Stored records:
--- --- ---

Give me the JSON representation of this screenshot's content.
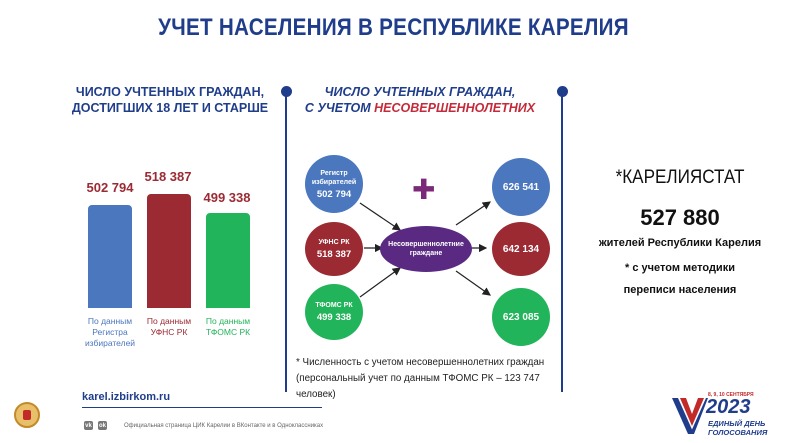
{
  "title": "УЧЕТ НАСЕЛЕНИЯ В РЕСПУБЛИКЕ КАРЕЛИЯ",
  "left_panel": {
    "heading_line1": "ЧИСЛО УЧТЕННЫХ ГРАЖДАН,",
    "heading_line2": "ДОСТИГШИХ 18 ЛЕТ И СТАРШЕ",
    "bars": [
      {
        "value_label": "502 794",
        "value": 502794,
        "caption_line1": "По данным",
        "caption_line2": "Регистра",
        "caption_line3": "избирателей",
        "color": "#4a77bd"
      },
      {
        "value_label": "518 387",
        "value": 518387,
        "caption_line1": "По данным",
        "caption_line2": "УФНС РК",
        "caption_line3": "",
        "color": "#9b2a33"
      },
      {
        "value_label": "499 338",
        "value": 499338,
        "caption_line1": "По данным",
        "caption_line2": "ТФОМС РК",
        "caption_line3": "",
        "color": "#22b45a"
      }
    ]
  },
  "middle_panel": {
    "heading_line1": "ЧИСЛО УЧТЕННЫХ ГРАЖДАН,",
    "heading_line2_prefix": "С УЧЕТОМ ",
    "heading_line2_emph": "НЕСОВЕРШЕННОЛЕТНИХ",
    "sources": [
      {
        "line1": "Регистр",
        "line2": "избирателей",
        "number": "502 794"
      },
      {
        "line1": "УФНС РК",
        "line2": "",
        "number": "518 387"
      },
      {
        "line1": "ТФОМС РК",
        "line2": "",
        "number": "499 338"
      }
    ],
    "center_line1": "Несовершеннолетние",
    "center_line2": "граждане",
    "results": [
      "626 541",
      "642 134",
      "623 085"
    ],
    "plus_sign": "✚",
    "note_line1": "* Численность с учетом несовершеннолетних граждан",
    "note_line2": "(персональный учет по данным ТФОМС РК – 123 747 человек)"
  },
  "right_panel": {
    "source": "*КАРЕЛИЯСТАТ",
    "number": "527 880",
    "line1": "жителей Республики Карелия",
    "line2": "* с учетом методики",
    "line3": "переписи населения"
  },
  "footer": {
    "url": "karel.izbirkom.ru",
    "social_text": "Официальная страница ЦИК Карелии в ВКонтакте и в Одноклассниках",
    "vk_label": "vk",
    "ok_label": "ok",
    "logo_year": "2023",
    "logo_dates": "8, 9, 10 СЕНТЯБРЯ",
    "logo_line1": "ЕДИНЫЙ ДЕНЬ",
    "logo_line2": "ГОЛОСОВАНИЯ"
  },
  "colors": {
    "blue": "#4a77bd",
    "red": "#9b2a33",
    "green": "#22b45a",
    "navy": "#1f3d8a",
    "purple": "#5a2a82",
    "plus": "#7a2a78"
  }
}
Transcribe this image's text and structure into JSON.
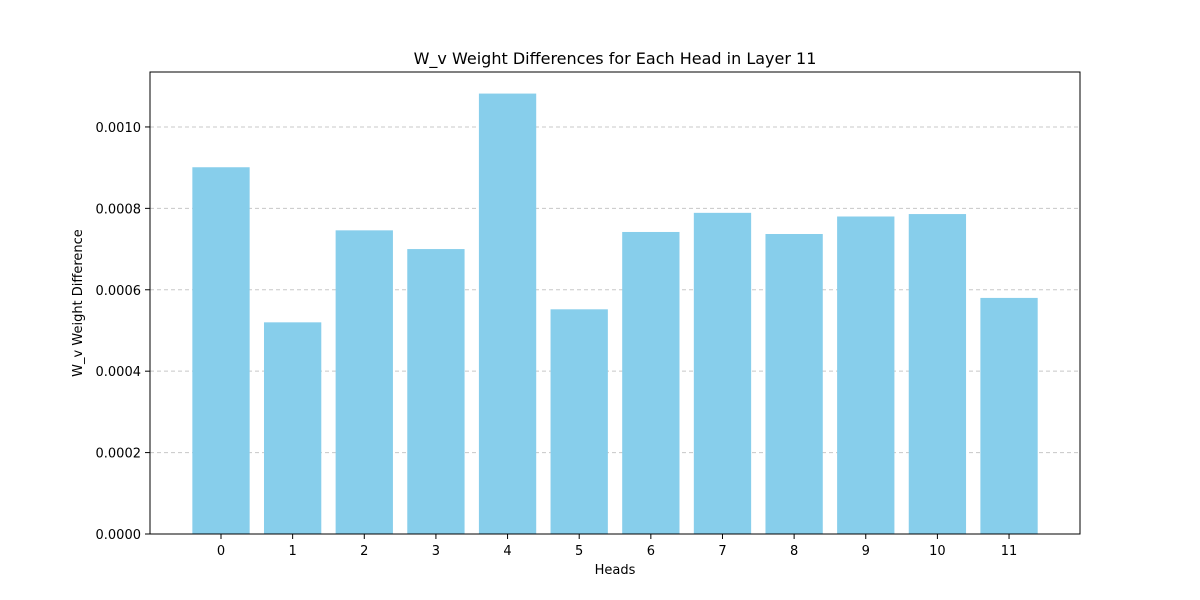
{
  "chart_data": {
    "type": "bar",
    "title": "W_v Weight Differences for Each Head in Layer 11",
    "xlabel": "Heads",
    "ylabel": "W_v Weight Difference",
    "categories": [
      "0",
      "1",
      "2",
      "3",
      "4",
      "5",
      "6",
      "7",
      "8",
      "9",
      "10",
      "11"
    ],
    "values": [
      0.000901,
      0.00052,
      0.000746,
      0.0007,
      0.001082,
      0.000552,
      0.000742,
      0.000789,
      0.000737,
      0.00078,
      0.000786,
      0.00058
    ],
    "ylim": [
      0,
      0.001135
    ],
    "yticks": [
      0,
      0.0002,
      0.0004,
      0.0006,
      0.0008,
      0.001
    ],
    "ytick_labels": [
      "0.0000",
      "0.0002",
      "0.0004",
      "0.0006",
      "0.0008",
      "0.0010"
    ],
    "grid": "y-dashed",
    "bar_color": "#87ceeb"
  }
}
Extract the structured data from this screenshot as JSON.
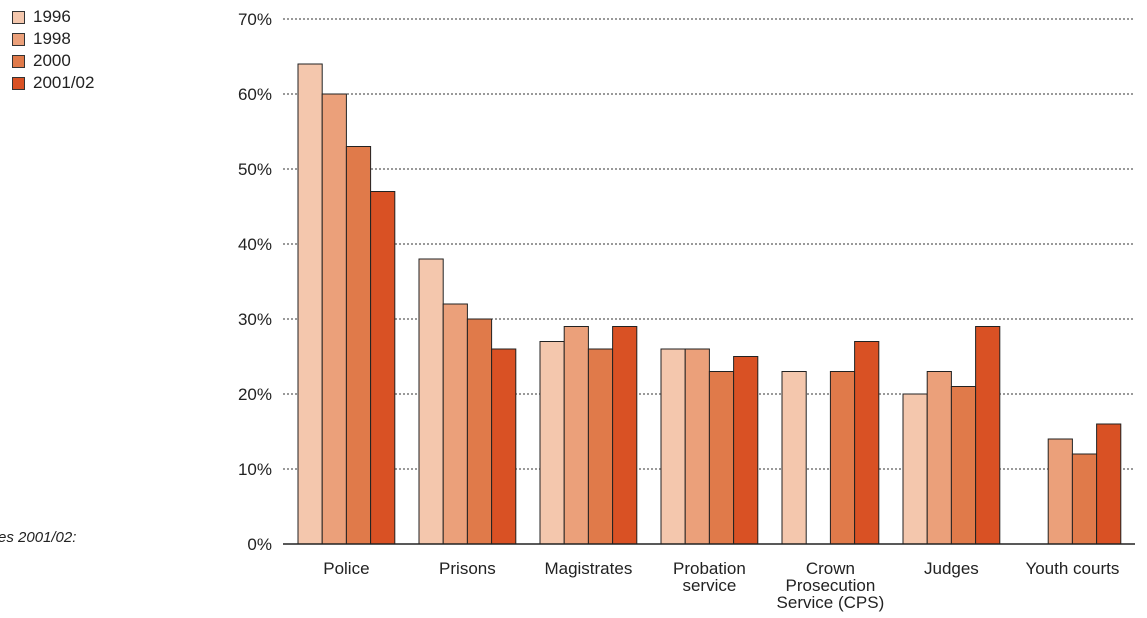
{
  "footnote": "es 2001/02:",
  "chart_data": {
    "type": "bar",
    "categories": [
      [
        "Police"
      ],
      [
        "Prisons"
      ],
      [
        "Magistrates"
      ],
      [
        "Probation",
        "service"
      ],
      [
        "Crown",
        "Prosecution",
        "Service (CPS)"
      ],
      [
        "Judges"
      ],
      [
        "Youth courts"
      ]
    ],
    "series": [
      {
        "name": "1996",
        "color": "#f4c7ad",
        "values": [
          64,
          38,
          27,
          26,
          23,
          20,
          null
        ]
      },
      {
        "name": "1998",
        "color": "#eba07a",
        "values": [
          60,
          32,
          29,
          26,
          null,
          23,
          14
        ]
      },
      {
        "name": "2000",
        "color": "#e07a4a",
        "values": [
          53,
          30,
          26,
          23,
          23,
          21,
          12
        ]
      },
      {
        "name": "2001/02",
        "color": "#d95124",
        "values": [
          47,
          26,
          29,
          25,
          27,
          29,
          16
        ]
      }
    ],
    "yticks": [
      "0%",
      "10%",
      "20%",
      "30%",
      "40%",
      "50%",
      "60%",
      "70%"
    ],
    "ylim": [
      0,
      70
    ],
    "grid": "dotted horizontal",
    "legend": "top-left"
  }
}
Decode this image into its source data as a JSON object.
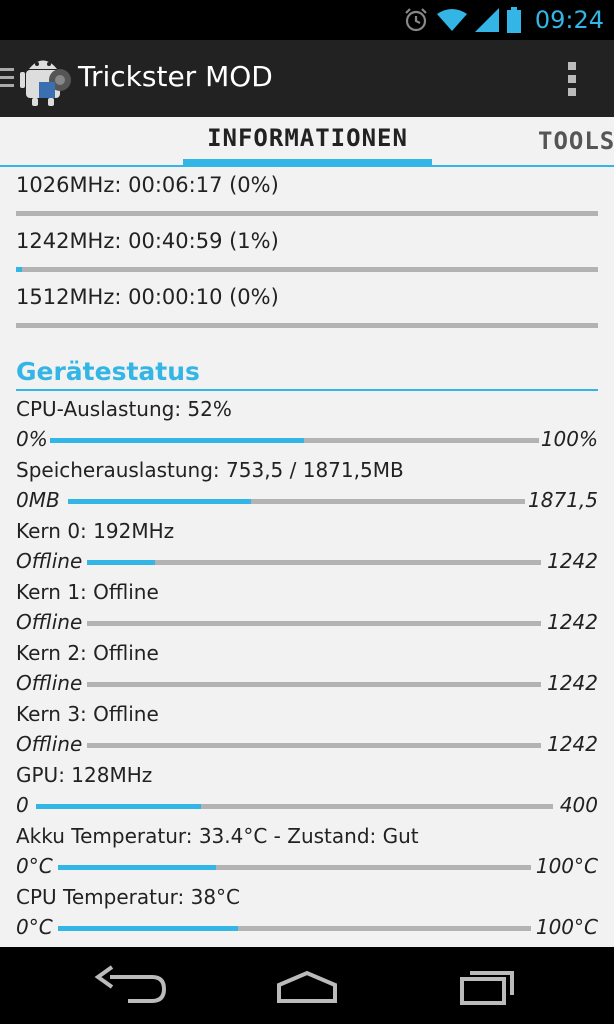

--- --- ---

### Aim
Reproduce the data above in full, exactly as it is, with the pictures left out.

### The completed task
Give me the JSON representation of this screenshot's content.
{
  "title": "УЧЕТ НАСЕЛЕНИЯ В РЕСПУБЛИКЕ КАРЕЛИЯ",
  "left_panel": {
    "heading_line1": "ЧИСЛО УЧТЕННЫХ ГРАЖДАН,",
    "heading_line2": "ДОСТИГШИХ 18 ЛЕТ И СТАРШЕ",
    "bars": [
      {
        "value_label": "502 794",
        "value": 502794,
        "caption_line1": "По данным",
        "caption_line2": "Регистра",
        "caption_line3": "избирателей",
        "color": "#4a77bd"
      },
      {
        "value_label": "518 387",
        "value": 518387,
        "caption_line1": "По данным",
        "caption_line2": "УФНС РК",
        "caption_line3": "",
        "color": "#9b2a33"
      },
      {
        "value_label": "499 338",
        "value": 499338,
        "caption_line1": "По данным",
        "caption_line2": "ТФОМС РК",
        "caption_line3": "",
        "color": "#22b45a"
      }
    ]
  },
  "middle_panel": {
    "heading_line1": "ЧИСЛО УЧТЕННЫХ ГРАЖДАН,",
    "heading_line2_prefix": "С УЧЕТОМ ",
    "heading_line2_emph": "НЕСОВЕРШЕННОЛЕТНИХ",
    "sources": [
      {
        "line1": "Регистр",
        "line2": "избирателей",
        "number": "502 794"
      },
      {
        "line1": "УФНС РК",
        "line2": "",
        "number": "518 387"
      },
      {
        "line1": "ТФОМС РК",
        "line2": "",
        "number": "499 338"
      }
    ],
    "center_line1": "Несовершеннолетние",
    "center_line2": "граждане",
    "results": [
      "626 541",
      "642 134",
      "623 085"
    ],
    "plus_sign": "✚",
    "note_line1": "* Численность с учетом несовершеннолетних граждан",
    "note_line2": "(персональный учет по данным ТФОМС РК – 123 747 человек)"
  },
  "right_panel": {
    "source": "*КАРЕЛИЯСТАТ",
    "number": "527 880",
    "line1": "жителей Республики Карелия",
    "line2": "* с учетом методики",
    "line3": "переписи населения"
  },
  "footer": {
    "url": "karel.izbirkom.ru",
    "social_text": "Официальная страница ЦИК Карелии в ВКонтакте и в Одноклассниках",
    "vk_label": "vk",
    "ok_label": "ok",
    "logo_year": "2023",
    "logo_dates": "8, 9, 10 СЕНТЯБРЯ",
    "logo_line1": "ЕДИНЫЙ ДЕНЬ",
    "logo_line2": "ГОЛОСОВАНИЯ"
  },
  "colors": {
    "blue": "#4a77bd",
    "red": "#9b2a33",
    "green": "#22b45a",
    "navy": "#1f3d8a",
    "purple": "#5a2a82",
    "plus": "#7a2a78"
  }
}
Transcribe this image's text and structure into JSON.
{
  "chart_data": {
    "type": "bar",
    "title": "W_v Weight Differences for Each Head in Layer 11",
    "xlabel": "Heads",
    "ylabel": "W_v Weight Difference",
    "categories": [
      "0",
      "1",
      "2",
      "3",
      "4",
      "5",
      "6",
      "7",
      "8",
      "9",
      "10",
      "11"
    ],
    "values": [
      0.000901,
      0.00052,
      0.000746,
      0.0007,
      0.001082,
      0.000552,
      0.000742,
      0.000789,
      0.000737,
      0.00078,
      0.000786,
      0.00058
    ],
    "ylim": [
      0,
      0.001135
    ],
    "yticks": [
      0,
      0.0002,
      0.0004,
      0.0006,
      0.0008,
      0.001
    ],
    "ytick_labels": [
      "0.0000",
      "0.0002",
      "0.0004",
      "0.0006",
      "0.0008",
      "0.0010"
    ],
    "grid": "y-dashed",
    "bar_color": "#87ceeb"
  }
}
Extract the structured data from this screenshot as JSON.
{
  "footnote": "es 2001/02:",
  "chart_data": {
    "type": "bar",
    "categories": [
      [
        "Police"
      ],
      [
        "Prisons"
      ],
      [
        "Magistrates"
      ],
      [
        "Probation",
        "service"
      ],
      [
        "Crown",
        "Prosecution",
        "Service (CPS)"
      ],
      [
        "Judges"
      ],
      [
        "Youth courts"
      ]
    ],
    "series": [
      {
        "name": "1996",
        "color": "#f4c7ad",
        "values": [
          64,
          38,
          27,
          26,
          23,
          20,
          null
        ]
      },
      {
        "name": "1998",
        "color": "#eba07a",
        "values": [
          60,
          32,
          29,
          26,
          null,
          23,
          14
        ]
      },
      {
        "name": "2000",
        "color": "#e07a4a",
        "values": [
          53,
          30,
          26,
          23,
          23,
          21,
          12
        ]
      },
      {
        "name": "2001/02",
        "color": "#d95124",
        "values": [
          47,
          26,
          29,
          25,
          27,
          29,
          16
        ]
      }
    ],
    "yticks": [
      "0%",
      "10%",
      "20%",
      "30%",
      "40%",
      "50%",
      "60%",
      "70%"
    ],
    "ylim": [
      0,
      70
    ],
    "grid": "dotted horizontal",
    "legend": "top-left"
  }
}
Decode this image into its source data as a JSON object.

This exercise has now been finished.